Return all lines that include the string "light".

======== DATASET CONTENT

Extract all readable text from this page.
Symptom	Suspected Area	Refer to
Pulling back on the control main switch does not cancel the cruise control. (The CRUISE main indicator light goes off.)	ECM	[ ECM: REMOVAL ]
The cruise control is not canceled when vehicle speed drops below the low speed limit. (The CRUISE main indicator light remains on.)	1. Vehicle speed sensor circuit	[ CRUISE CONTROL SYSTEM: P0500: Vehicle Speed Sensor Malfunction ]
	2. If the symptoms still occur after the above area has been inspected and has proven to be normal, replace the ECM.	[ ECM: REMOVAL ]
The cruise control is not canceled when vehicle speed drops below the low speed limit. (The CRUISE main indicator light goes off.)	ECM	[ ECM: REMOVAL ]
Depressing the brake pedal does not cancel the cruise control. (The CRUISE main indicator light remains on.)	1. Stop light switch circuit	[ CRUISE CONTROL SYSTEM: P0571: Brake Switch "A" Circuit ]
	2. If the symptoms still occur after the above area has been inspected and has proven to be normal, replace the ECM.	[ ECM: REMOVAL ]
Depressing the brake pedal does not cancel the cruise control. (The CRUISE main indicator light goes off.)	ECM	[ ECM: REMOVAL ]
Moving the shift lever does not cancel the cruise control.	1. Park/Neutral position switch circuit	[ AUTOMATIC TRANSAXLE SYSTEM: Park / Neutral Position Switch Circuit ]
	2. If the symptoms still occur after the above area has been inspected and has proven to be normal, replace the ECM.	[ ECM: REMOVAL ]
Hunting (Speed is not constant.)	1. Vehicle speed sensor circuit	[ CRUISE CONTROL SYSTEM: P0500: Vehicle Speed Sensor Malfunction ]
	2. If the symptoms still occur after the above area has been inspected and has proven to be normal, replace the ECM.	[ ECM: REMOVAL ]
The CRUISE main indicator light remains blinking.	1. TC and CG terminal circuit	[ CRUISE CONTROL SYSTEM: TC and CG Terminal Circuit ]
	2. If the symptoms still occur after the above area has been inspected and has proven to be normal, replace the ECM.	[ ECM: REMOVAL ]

================

#### THE REPLY
Pulling back on the control main switch does not cancel the cruise control. (The CRUISE main indicator light goes off.)	ECM	[ ECM: REMOVAL ]
The cruise control is not canceled when vehicle speed drops below the low speed limit. (The CRUISE main indicator light remains on.)	1. Vehicle speed sensor circuit	[ CRUISE CONTROL SYSTEM: P0500: Vehicle Speed Sensor Malfunction ]
The cruise control is not canceled when vehicle speed drops below the low speed limit. (The CRUISE main indicator light goes off.)	ECM	[ ECM: REMOVAL ]
Depressing the brake pedal does not cancel the cruise control. (The CRUISE main indicator light remains on.)	1. Stop light switch circuit	[ CRUISE CONTROL SYSTEM: P0571: Brake Switch "A" Circuit ]
Depressing the brake pedal does not cancel the cruise control. (The CRUISE main indicator light goes off.)	ECM	[ ECM: REMOVAL ]
The CRUISE main indicator light remains blinking.	1. TC and CG terminal circuit	[ CRUISE CONTROL SYSTEM: TC and CG Terminal Circuit ]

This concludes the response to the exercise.